►

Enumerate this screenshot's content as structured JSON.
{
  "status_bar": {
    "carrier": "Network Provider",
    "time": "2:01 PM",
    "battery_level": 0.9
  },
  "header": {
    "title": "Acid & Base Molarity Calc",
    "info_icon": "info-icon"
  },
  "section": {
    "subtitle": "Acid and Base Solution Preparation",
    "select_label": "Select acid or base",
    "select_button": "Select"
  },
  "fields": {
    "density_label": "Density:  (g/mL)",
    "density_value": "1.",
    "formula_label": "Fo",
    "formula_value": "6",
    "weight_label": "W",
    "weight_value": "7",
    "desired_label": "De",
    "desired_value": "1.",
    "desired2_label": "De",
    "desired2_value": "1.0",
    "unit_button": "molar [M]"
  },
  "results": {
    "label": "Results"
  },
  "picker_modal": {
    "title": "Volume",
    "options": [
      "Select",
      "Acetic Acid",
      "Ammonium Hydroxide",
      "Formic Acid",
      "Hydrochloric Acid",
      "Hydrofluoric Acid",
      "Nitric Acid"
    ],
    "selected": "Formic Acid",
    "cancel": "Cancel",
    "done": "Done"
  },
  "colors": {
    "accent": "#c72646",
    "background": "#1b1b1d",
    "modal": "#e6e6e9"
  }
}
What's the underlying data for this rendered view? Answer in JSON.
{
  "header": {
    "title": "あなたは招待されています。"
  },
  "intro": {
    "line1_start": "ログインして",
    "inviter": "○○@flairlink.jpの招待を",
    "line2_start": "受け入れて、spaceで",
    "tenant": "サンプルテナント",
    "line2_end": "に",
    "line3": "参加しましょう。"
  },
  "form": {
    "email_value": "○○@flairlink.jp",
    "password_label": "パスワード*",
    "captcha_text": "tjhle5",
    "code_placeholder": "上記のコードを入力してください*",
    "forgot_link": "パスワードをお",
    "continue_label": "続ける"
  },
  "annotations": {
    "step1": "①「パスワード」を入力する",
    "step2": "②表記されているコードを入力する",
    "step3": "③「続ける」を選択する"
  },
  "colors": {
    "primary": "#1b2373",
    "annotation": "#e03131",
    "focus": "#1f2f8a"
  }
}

◄

WHAT NEEDS TO BE DONE.
Retype the listing above in full, with no alterations.

RESPONSE TO THIS EXERCISE.
Enumerate this screenshot's content as structured JSON.
{
  "status_bar": {
    "carrier": "Network Provider",
    "time": "2:01 PM",
    "battery_level": 0.9
  },
  "header": {
    "title": "Acid & Base Molarity Calc",
    "info_icon": "info-icon"
  },
  "section": {
    "subtitle": "Acid and Base Solution Preparation",
    "select_label": "Select acid or base",
    "select_button": "Select"
  },
  "fields": {
    "density_label": "Density:  (g/mL)",
    "density_value": "1.",
    "formula_label": "Fo",
    "formula_value": "6",
    "weight_label": "W",
    "weight_value": "7",
    "desired_label": "De",
    "desired_value": "1.",
    "desired2_label": "De",
    "desired2_value": "1.0",
    "unit_button": "molar [M]"
  },
  "results": {
    "label": "Results"
  },
  "picker_modal": {
    "title": "Volume",
    "options": [
      "Select",
      "Acetic Acid",
      "Ammonium Hydroxide",
      "Formic Acid",
      "Hydrochloric Acid",
      "Hydrofluoric Acid",
      "Nitric Acid"
    ],
    "selected": "Formic Acid",
    "cancel": "Cancel",
    "done": "Done"
  },
  "colors": {
    "accent": "#c72646",
    "background": "#1b1b1d",
    "modal": "#e6e6e9"
  }
}
What's the underlying data for this rendered view? Answer in JSON.
{
  "header": {
    "title": "あなたは招待されています。"
  },
  "intro": {
    "line1_start": "ログインして",
    "inviter": "○○@flairlink.jpの招待を",
    "line2_start": "受け入れて、spaceで",
    "tenant": "サンプルテナント",
    "line2_end": "に",
    "line3": "参加しましょう。"
  },
  "form": {
    "email_value": "○○@flairlink.jp",
    "password_label": "パスワード*",
    "captcha_text": "tjhle5",
    "code_placeholder": "上記のコードを入力してください*",
    "forgot_link": "パスワードをお",
    "continue_label": "続ける"
  },
  "annotations": {
    "step1": "①「パスワード」を入力する",
    "step2": "②表記されているコードを入力する",
    "step3": "③「続ける」を選択する"
  },
  "colors": {
    "primary": "#1b2373",
    "annotation": "#e03131",
    "focus": "#1f2f8a"
  }
}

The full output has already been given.